--- START OF INPUT ---

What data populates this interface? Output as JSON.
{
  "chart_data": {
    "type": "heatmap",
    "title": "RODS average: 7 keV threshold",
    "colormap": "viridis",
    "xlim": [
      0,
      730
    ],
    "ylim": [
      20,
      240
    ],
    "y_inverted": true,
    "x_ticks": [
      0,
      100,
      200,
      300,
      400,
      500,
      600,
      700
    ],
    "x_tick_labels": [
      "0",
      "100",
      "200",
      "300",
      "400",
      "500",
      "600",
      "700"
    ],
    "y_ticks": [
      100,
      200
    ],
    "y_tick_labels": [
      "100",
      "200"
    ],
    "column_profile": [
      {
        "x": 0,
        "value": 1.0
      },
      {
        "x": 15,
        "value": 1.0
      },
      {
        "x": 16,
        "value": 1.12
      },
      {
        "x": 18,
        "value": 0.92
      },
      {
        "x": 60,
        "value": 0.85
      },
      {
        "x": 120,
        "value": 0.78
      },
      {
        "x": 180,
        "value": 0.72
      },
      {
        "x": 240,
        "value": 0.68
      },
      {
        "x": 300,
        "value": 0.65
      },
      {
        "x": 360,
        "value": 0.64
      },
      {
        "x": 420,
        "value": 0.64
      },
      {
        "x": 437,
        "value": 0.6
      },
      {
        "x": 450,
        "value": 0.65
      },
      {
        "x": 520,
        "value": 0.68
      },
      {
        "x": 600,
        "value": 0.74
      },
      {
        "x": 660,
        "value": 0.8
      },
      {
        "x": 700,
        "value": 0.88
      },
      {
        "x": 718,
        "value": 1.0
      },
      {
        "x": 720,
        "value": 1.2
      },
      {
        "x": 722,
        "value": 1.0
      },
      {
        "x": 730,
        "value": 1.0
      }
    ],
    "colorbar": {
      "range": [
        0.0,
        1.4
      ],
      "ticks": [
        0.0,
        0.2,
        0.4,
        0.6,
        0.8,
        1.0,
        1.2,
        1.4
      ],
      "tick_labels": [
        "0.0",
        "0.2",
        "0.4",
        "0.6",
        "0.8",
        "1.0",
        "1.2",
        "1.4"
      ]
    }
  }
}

--- END OF INPUT ---

* _WHAT THE TASK ASKS_: Extract the complete data, matching each line exactly.

* _WRITTEN ANSWER_:
What data populates this interface? Output as JSON.
{
  "chart_data": {
    "type": "heatmap",
    "title": "RODS average: 7 keV threshold",
    "colormap": "viridis",
    "xlim": [
      0,
      730
    ],
    "ylim": [
      20,
      240
    ],
    "y_inverted": true,
    "x_ticks": [
      0,
      100,
      200,
      300,
      400,
      500,
      600,
      700
    ],
    "x_tick_labels": [
      "0",
      "100",
      "200",
      "300",
      "400",
      "500",
      "600",
      "700"
    ],
    "y_ticks": [
      100,
      200
    ],
    "y_tick_labels": [
      "100",
      "200"
    ],
    "column_profile": [
      {
        "x": 0,
        "value": 1.0
      },
      {
        "x": 15,
        "value": 1.0
      },
      {
        "x": 16,
        "value": 1.12
      },
      {
        "x": 18,
        "value": 0.92
      },
      {
        "x": 60,
        "value": 0.85
      },
      {
        "x": 120,
        "value": 0.78
      },
      {
        "x": 180,
        "value": 0.72
      },
      {
        "x": 240,
        "value": 0.68
      },
      {
        "x": 300,
        "value": 0.65
      },
      {
        "x": 360,
        "value": 0.64
      },
      {
        "x": 420,
        "value": 0.64
      },
      {
        "x": 437,
        "value": 0.6
      },
      {
        "x": 450,
        "value": 0.65
      },
      {
        "x": 520,
        "value": 0.68
      },
      {
        "x": 600,
        "value": 0.74
      },
      {
        "x": 660,
        "value": 0.8
      },
      {
        "x": 700,
        "value": 0.88
      },
      {
        "x": 718,
        "value": 1.0
      },
      {
        "x": 720,
        "value": 1.2
      },
      {
        "x": 722,
        "value": 1.0
      },
      {
        "x": 730,
        "value": 1.0
      }
    ],
    "colorbar": {
      "range": [
        0.0,
        1.4
      ],
      "ticks": [
        0.0,
        0.2,
        0.4,
        0.6,
        0.8,
        1.0,
        1.2,
        1.4
      ],
      "tick_labels": [
        "0.0",
        "0.2",
        "0.4",
        "0.6",
        "0.8",
        "1.0",
        "1.2",
        "1.4"
      ]
    }
  }
}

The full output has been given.